SUPPLIED MATERIAL —
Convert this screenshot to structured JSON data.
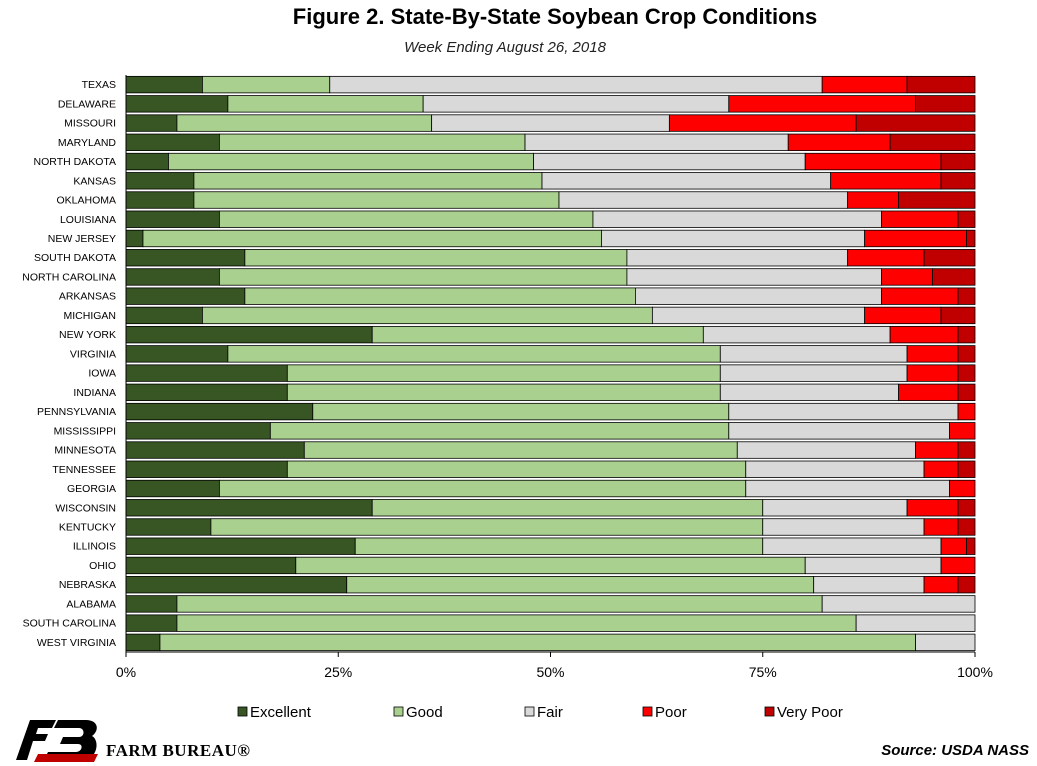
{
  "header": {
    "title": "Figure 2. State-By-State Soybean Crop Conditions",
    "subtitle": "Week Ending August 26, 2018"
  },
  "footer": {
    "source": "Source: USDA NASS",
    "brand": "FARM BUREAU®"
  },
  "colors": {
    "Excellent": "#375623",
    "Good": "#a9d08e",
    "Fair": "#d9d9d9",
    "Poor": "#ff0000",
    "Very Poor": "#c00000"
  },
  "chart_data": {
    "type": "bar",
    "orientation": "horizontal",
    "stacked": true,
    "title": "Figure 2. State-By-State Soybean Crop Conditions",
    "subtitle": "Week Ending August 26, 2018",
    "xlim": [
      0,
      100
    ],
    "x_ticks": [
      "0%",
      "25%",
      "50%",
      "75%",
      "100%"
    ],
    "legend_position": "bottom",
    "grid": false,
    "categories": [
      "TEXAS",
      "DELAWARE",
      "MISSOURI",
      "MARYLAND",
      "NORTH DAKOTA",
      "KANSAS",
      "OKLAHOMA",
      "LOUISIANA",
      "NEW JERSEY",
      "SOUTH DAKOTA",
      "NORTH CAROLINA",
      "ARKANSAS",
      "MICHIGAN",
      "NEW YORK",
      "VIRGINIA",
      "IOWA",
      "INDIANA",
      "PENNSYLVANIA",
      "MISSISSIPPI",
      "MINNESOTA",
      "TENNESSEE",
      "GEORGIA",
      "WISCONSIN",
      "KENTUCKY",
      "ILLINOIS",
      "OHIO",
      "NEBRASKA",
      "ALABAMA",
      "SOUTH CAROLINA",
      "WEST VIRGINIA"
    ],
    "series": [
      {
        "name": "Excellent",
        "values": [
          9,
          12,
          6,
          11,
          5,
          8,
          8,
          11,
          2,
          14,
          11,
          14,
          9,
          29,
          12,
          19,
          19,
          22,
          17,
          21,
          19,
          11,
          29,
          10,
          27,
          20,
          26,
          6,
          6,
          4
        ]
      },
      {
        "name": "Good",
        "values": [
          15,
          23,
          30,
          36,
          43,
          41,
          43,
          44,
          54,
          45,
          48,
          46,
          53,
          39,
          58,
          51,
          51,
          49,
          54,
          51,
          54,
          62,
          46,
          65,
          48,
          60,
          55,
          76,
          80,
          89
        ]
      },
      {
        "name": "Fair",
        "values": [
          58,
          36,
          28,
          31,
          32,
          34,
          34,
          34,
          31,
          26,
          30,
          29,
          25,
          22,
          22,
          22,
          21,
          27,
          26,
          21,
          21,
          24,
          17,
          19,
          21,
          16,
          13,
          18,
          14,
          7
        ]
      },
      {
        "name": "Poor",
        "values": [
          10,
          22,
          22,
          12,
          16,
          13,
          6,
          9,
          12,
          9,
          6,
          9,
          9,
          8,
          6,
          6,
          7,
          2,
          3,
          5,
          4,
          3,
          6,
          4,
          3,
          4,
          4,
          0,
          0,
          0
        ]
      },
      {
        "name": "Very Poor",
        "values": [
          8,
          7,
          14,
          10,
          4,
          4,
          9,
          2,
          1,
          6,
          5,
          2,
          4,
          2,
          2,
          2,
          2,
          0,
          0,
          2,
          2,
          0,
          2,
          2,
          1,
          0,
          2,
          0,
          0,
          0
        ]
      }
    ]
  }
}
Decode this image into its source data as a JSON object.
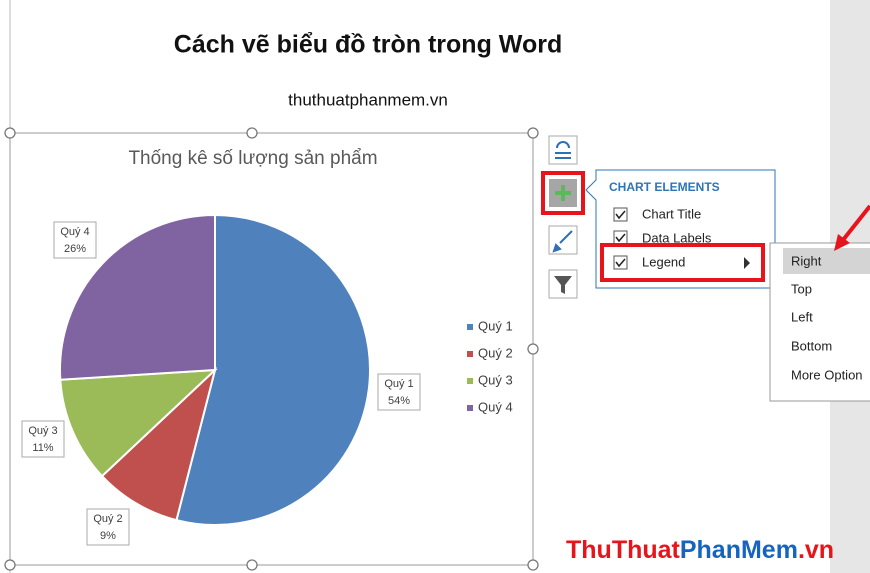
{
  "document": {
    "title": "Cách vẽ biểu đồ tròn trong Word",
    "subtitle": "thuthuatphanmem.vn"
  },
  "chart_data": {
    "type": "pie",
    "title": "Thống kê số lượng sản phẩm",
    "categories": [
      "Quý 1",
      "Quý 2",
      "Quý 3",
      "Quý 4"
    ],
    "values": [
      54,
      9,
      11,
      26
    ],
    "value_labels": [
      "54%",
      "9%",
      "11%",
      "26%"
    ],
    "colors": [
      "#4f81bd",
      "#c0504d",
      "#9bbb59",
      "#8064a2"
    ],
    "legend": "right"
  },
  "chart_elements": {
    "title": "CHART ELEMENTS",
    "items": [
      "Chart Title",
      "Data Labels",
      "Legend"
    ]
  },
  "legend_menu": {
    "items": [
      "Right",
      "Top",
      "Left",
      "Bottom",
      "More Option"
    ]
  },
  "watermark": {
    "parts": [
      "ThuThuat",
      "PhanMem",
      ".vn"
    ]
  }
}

EXERCISE INSTRUCTIONS —
Write out the lines of the material from the one containing "Decode this image" through the last, exactly and only those. Leave every picture out.

TASK RESPONSE —
Decode this image into its source data as a JSON object.
{
  "document": {
    "title": "Cách vẽ biểu đồ tròn trong Word",
    "subtitle": "thuthuatphanmem.vn"
  },
  "chart_data": {
    "type": "pie",
    "title": "Thống kê số lượng sản phẩm",
    "categories": [
      "Quý 1",
      "Quý 2",
      "Quý 3",
      "Quý 4"
    ],
    "values": [
      54,
      9,
      11,
      26
    ],
    "value_labels": [
      "54%",
      "9%",
      "11%",
      "26%"
    ],
    "colors": [
      "#4f81bd",
      "#c0504d",
      "#9bbb59",
      "#8064a2"
    ],
    "legend": "right"
  },
  "chart_elements": {
    "title": "CHART ELEMENTS",
    "items": [
      "Chart Title",
      "Data Labels",
      "Legend"
    ]
  },
  "legend_menu": {
    "items": [
      "Right",
      "Top",
      "Left",
      "Bottom",
      "More Option"
    ]
  },
  "watermark": {
    "parts": [
      "ThuThuat",
      "PhanMem",
      ".vn"
    ]
  }
}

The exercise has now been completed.